Exercise details » Take the material below and write it all out again exactly.

Information provided »
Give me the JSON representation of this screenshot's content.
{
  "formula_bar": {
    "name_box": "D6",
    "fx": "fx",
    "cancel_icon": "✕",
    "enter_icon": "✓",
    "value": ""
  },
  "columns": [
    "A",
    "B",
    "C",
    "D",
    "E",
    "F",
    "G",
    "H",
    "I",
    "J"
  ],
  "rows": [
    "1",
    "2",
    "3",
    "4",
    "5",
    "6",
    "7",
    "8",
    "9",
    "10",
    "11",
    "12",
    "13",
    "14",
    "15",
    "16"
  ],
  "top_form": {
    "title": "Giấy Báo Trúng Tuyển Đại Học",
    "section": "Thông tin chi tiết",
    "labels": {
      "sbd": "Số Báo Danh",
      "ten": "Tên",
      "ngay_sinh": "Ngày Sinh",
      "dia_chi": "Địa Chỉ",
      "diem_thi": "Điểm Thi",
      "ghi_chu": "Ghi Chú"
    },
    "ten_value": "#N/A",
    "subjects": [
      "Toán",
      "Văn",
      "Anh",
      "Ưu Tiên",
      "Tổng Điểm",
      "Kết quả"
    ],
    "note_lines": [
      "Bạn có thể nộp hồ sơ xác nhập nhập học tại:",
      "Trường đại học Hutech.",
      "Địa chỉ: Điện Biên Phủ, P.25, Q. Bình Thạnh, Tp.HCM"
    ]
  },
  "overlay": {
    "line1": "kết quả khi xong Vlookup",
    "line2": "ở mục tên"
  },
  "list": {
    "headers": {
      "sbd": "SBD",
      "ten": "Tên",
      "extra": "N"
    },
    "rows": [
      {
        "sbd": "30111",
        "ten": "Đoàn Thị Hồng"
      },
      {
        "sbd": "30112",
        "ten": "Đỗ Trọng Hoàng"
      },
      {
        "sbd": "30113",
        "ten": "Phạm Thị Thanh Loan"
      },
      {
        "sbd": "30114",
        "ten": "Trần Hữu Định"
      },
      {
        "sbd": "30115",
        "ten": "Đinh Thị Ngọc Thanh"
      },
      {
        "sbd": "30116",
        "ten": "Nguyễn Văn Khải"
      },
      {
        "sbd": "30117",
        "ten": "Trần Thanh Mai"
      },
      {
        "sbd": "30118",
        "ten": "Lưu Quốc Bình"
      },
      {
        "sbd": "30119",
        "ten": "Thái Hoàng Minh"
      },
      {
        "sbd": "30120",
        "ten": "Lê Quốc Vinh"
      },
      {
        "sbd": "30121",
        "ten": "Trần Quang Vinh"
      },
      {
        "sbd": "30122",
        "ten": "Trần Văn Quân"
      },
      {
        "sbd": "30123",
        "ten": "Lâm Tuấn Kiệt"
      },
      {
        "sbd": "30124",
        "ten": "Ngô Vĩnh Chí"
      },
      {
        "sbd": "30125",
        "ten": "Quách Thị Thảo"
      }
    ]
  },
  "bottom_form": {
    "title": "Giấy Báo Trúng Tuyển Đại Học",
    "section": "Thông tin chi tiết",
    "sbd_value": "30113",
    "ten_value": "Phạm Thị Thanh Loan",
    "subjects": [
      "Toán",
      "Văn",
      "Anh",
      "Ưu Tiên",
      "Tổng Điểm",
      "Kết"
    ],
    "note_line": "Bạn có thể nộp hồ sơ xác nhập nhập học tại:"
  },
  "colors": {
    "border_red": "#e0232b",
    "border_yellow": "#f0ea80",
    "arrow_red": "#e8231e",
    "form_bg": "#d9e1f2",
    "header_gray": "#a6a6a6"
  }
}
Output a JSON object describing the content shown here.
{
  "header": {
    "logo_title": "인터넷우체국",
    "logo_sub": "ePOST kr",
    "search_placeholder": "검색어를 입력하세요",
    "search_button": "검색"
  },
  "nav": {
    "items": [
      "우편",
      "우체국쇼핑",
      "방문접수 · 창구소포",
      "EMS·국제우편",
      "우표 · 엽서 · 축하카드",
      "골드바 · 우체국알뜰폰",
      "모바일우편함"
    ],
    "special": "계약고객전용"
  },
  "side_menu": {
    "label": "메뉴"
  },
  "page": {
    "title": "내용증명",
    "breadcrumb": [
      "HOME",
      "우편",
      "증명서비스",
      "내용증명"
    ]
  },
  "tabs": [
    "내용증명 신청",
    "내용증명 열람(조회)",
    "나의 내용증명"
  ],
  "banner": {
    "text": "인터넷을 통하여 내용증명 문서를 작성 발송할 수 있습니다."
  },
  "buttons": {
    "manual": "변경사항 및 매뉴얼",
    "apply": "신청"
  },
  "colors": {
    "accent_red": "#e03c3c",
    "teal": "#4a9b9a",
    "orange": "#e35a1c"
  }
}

Solution for this task »
Give me the JSON representation of this screenshot's content.
{
  "formula_bar": {
    "name_box": "D6",
    "fx": "fx",
    "cancel_icon": "✕",
    "enter_icon": "✓",
    "value": ""
  },
  "columns": [
    "A",
    "B",
    "C",
    "D",
    "E",
    "F",
    "G",
    "H",
    "I",
    "J"
  ],
  "rows": [
    "1",
    "2",
    "3",
    "4",
    "5",
    "6",
    "7",
    "8",
    "9",
    "10",
    "11",
    "12",
    "13",
    "14",
    "15",
    "16"
  ],
  "top_form": {
    "title": "Giấy Báo Trúng Tuyển Đại Học",
    "section": "Thông tin chi tiết",
    "labels": {
      "sbd": "Số Báo Danh",
      "ten": "Tên",
      "ngay_sinh": "Ngày Sinh",
      "dia_chi": "Địa Chỉ",
      "diem_thi": "Điểm Thi",
      "ghi_chu": "Ghi Chú"
    },
    "ten_value": "#N/A",
    "subjects": [
      "Toán",
      "Văn",
      "Anh",
      "Ưu Tiên",
      "Tổng Điểm",
      "Kết quả"
    ],
    "note_lines": [
      "Bạn có thể nộp hồ sơ xác nhập nhập học tại:",
      "Trường đại học Hutech.",
      "Địa chỉ: Điện Biên Phủ, P.25, Q. Bình Thạnh, Tp.HCM"
    ]
  },
  "overlay": {
    "line1": "kết quả khi xong Vlookup",
    "line2": "ở mục tên"
  },
  "list": {
    "headers": {
      "sbd": "SBD",
      "ten": "Tên",
      "extra": "N"
    },
    "rows": [
      {
        "sbd": "30111",
        "ten": "Đoàn Thị Hồng"
      },
      {
        "sbd": "30112",
        "ten": "Đỗ Trọng Hoàng"
      },
      {
        "sbd": "30113",
        "ten": "Phạm Thị Thanh Loan"
      },
      {
        "sbd": "30114",
        "ten": "Trần Hữu Định"
      },
      {
        "sbd": "30115",
        "ten": "Đinh Thị Ngọc Thanh"
      },
      {
        "sbd": "30116",
        "ten": "Nguyễn Văn Khải"
      },
      {
        "sbd": "30117",
        "ten": "Trần Thanh Mai"
      },
      {
        "sbd": "30118",
        "ten": "Lưu Quốc Bình"
      },
      {
        "sbd": "30119",
        "ten": "Thái Hoàng Minh"
      },
      {
        "sbd": "30120",
        "ten": "Lê Quốc Vinh"
      },
      {
        "sbd": "30121",
        "ten": "Trần Quang Vinh"
      },
      {
        "sbd": "30122",
        "ten": "Trần Văn Quân"
      },
      {
        "sbd": "30123",
        "ten": "Lâm Tuấn Kiệt"
      },
      {
        "sbd": "30124",
        "ten": "Ngô Vĩnh Chí"
      },
      {
        "sbd": "30125",
        "ten": "Quách Thị Thảo"
      }
    ]
  },
  "bottom_form": {
    "title": "Giấy Báo Trúng Tuyển Đại Học",
    "section": "Thông tin chi tiết",
    "sbd_value": "30113",
    "ten_value": "Phạm Thị Thanh Loan",
    "subjects": [
      "Toán",
      "Văn",
      "Anh",
      "Ưu Tiên",
      "Tổng Điểm",
      "Kết"
    ],
    "note_line": "Bạn có thể nộp hồ sơ xác nhập nhập học tại:"
  },
  "colors": {
    "border_red": "#e0232b",
    "border_yellow": "#f0ea80",
    "arrow_red": "#e8231e",
    "form_bg": "#d9e1f2",
    "header_gray": "#a6a6a6"
  }
}
Output a JSON object describing the content shown here.
{
  "header": {
    "logo_title": "인터넷우체국",
    "logo_sub": "ePOST kr",
    "search_placeholder": "검색어를 입력하세요",
    "search_button": "검색"
  },
  "nav": {
    "items": [
      "우편",
      "우체국쇼핑",
      "방문접수 · 창구소포",
      "EMS·국제우편",
      "우표 · 엽서 · 축하카드",
      "골드바 · 우체국알뜰폰",
      "모바일우편함"
    ],
    "special": "계약고객전용"
  },
  "side_menu": {
    "label": "메뉴"
  },
  "page": {
    "title": "내용증명",
    "breadcrumb": [
      "HOME",
      "우편",
      "증명서비스",
      "내용증명"
    ]
  },
  "tabs": [
    "내용증명 신청",
    "내용증명 열람(조회)",
    "나의 내용증명"
  ],
  "banner": {
    "text": "인터넷을 통하여 내용증명 문서를 작성 발송할 수 있습니다."
  },
  "buttons": {
    "manual": "변경사항 및 매뉴얼",
    "apply": "신청"
  },
  "colors": {
    "accent_red": "#e03c3c",
    "teal": "#4a9b9a",
    "orange": "#e35a1c"
  }
}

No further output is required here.